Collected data
★ ★ ★ ★ ★
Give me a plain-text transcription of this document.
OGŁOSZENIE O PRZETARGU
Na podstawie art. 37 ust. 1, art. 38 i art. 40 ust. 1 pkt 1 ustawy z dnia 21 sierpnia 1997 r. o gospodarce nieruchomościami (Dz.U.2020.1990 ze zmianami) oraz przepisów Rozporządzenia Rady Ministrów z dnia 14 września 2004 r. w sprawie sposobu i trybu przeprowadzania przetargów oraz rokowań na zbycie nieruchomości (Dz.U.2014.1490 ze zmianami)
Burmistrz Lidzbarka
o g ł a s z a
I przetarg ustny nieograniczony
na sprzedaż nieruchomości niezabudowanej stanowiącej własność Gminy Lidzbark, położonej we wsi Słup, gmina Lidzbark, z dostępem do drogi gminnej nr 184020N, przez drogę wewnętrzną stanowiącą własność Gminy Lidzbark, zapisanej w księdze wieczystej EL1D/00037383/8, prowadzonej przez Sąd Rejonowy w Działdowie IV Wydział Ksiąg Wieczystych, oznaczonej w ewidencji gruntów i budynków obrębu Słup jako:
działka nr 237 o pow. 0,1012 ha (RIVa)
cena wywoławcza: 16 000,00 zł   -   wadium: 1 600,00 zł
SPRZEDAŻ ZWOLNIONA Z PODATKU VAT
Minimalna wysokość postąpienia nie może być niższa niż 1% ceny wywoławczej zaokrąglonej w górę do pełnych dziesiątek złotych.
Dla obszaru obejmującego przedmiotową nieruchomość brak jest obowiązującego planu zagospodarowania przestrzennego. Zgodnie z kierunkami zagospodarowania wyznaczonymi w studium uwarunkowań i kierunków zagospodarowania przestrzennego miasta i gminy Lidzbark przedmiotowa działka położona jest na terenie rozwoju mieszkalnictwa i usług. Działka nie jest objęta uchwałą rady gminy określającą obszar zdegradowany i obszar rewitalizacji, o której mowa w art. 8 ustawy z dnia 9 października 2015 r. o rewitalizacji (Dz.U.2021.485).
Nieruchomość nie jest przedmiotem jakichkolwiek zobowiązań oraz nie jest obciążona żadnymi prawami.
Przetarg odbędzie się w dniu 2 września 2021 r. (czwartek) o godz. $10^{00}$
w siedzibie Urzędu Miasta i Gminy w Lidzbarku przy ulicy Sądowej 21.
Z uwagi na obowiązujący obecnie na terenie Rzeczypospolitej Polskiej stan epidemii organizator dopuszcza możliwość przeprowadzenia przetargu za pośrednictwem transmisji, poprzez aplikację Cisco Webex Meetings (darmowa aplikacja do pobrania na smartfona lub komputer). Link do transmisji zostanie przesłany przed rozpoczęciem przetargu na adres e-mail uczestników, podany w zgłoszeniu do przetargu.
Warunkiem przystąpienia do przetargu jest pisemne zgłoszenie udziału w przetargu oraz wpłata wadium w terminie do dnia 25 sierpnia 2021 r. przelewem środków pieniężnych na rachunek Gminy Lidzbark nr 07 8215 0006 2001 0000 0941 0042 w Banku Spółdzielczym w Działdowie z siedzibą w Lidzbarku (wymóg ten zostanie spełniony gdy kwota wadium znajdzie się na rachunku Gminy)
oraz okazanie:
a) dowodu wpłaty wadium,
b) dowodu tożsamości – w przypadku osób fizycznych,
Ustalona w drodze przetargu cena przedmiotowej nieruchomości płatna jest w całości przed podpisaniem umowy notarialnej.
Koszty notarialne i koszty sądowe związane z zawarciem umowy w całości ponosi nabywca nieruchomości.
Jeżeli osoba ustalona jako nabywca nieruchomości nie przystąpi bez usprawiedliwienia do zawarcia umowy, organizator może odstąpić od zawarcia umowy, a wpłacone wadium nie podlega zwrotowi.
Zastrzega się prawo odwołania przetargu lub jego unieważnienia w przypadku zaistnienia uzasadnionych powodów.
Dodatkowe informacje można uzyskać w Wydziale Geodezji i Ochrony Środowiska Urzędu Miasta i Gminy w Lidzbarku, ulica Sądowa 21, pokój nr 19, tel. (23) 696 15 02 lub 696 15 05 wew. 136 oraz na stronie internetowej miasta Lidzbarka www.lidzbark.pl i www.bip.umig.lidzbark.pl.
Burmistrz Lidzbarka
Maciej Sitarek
★ ★ ★ ★ ★
WORK INSTRUCTIONS. Quote each line above in full, word for word.

FULL ANSWER.
Give me a plain-text transcription of this document.
OGŁOSZENIE O PRZETARGU
Na podstawie art. 37 ust. 1, art. 38 i art. 40 ust. 1 pkt 1 ustawy z dnia 21 sierpnia 1997 r. o gospodarce nieruchomościami (Dz.U.2020.1990 ze zmianami) oraz przepisów Rozporządzenia Rady Ministrów z dnia 14 września 2004 r. w sprawie sposobu i trybu przeprowadzania przetargów oraz rokowań na zbycie nieruchomości (Dz.U.2014.1490 ze zmianami)
Burmistrz Lidzbarka
o g ł a s z a
I przetarg ustny nieograniczony
na sprzedaż nieruchomości niezabudowanej stanowiącej własność Gminy Lidzbark, położonej we wsi Słup, gmina Lidzbark, z dostępem do drogi gminnej nr 184020N, przez drogę wewnętrzną stanowiącą własność Gminy Lidzbark, zapisanej w księdze wieczystej EL1D/00037383/8, prowadzonej przez Sąd Rejonowy w Działdowie IV Wydział Ksiąg Wieczystych, oznaczonej w ewidencji gruntów i budynków obrębu Słup jako:
działka nr 237 o pow. 0,1012 ha (RIVa)
cena wywoławcza: 16 000,00 zł   -   wadium: 1 600,00 zł
SPRZEDAŻ ZWOLNIONA Z PODATKU VAT
Minimalna wysokość postąpienia nie może być niższa niż 1% ceny wywoławczej zaokrąglonej w górę do pełnych dziesiątek złotych.
Dla obszaru obejmującego przedmiotową nieruchomość brak jest obowiązującego planu zagospodarowania przestrzennego. Zgodnie z kierunkami zagospodarowania wyznaczonymi w studium uwarunkowań i kierunków zagospodarowania przestrzennego miasta i gminy Lidzbark przedmiotowa działka położona jest na terenie rozwoju mieszkalnictwa i usług. Działka nie jest objęta uchwałą rady gminy określającą obszar zdegradowany i obszar rewitalizacji, o której mowa w art. 8 ustawy z dnia 9 października 2015 r. o rewitalizacji (Dz.U.2021.485).
Nieruchomość nie jest przedmiotem jakichkolwiek zobowiązań oraz nie jest obciążona żadnymi prawami.
Przetarg odbędzie się w dniu 2 września 2021 r. (czwartek) o godz. $10^{00}$
w siedzibie Urzędu Miasta i Gminy w Lidzbarku przy ulicy Sądowej 21.
Z uwagi na obowiązujący obecnie na terenie Rzeczypospolitej Polskiej stan epidemii organizator dopuszcza możliwość przeprowadzenia przetargu za pośrednictwem transmisji, poprzez aplikację Cisco Webex Meetings (darmowa aplikacja do pobrania na smartfona lub komputer). Link do transmisji zostanie przesłany przed rozpoczęciem przetargu na adres e-mail uczestników, podany w zgłoszeniu do przetargu.
Warunkiem przystąpienia do przetargu jest pisemne zgłoszenie udziału w przetargu oraz wpłata wadium w terminie do dnia 25 sierpnia 2021 r. przelewem środków pieniężnych na rachunek Gminy Lidzbark nr 07 8215 0006 2001 0000 0941 0042 w Banku Spółdzielczym w Działdowie z siedzibą w Lidzbarku (wymóg ten zostanie spełniony gdy kwota wadium znajdzie się na rachunku Gminy)
oraz okazanie:
a) dowodu wpłaty wadium,
b) dowodu tożsamości – w przypadku osób fizycznych,
Ustalona w drodze przetargu cena przedmiotowej nieruchomości płatna jest w całości przed podpisaniem umowy notarialnej.
Koszty notarialne i koszty sądowe związane z zawarciem umowy w całości ponosi nabywca nieruchomości.
Jeżeli osoba ustalona jako nabywca nieruchomości nie przystąpi bez usprawiedliwienia do zawarcia umowy, organizator może odstąpić od zawarcia umowy, a wpłacone wadium nie podlega zwrotowi.
Zastrzega się prawo odwołania przetargu lub jego unieważnienia w przypadku zaistnienia uzasadnionych powodów.
Dodatkowe informacje można uzyskać w Wydziale Geodezji i Ochrony Środowiska Urzędu Miasta i Gminy w Lidzbarku, ulica Sądowa 21, pokój nr 19, tel. (23) 696 15 02 lub 696 15 05 wew. 136 oraz na stronie internetowej miasta Lidzbarka www.lidzbark.pl i www.bip.umig.lidzbark.pl.
Burmistrz Lidzbarka
Maciej Sitarek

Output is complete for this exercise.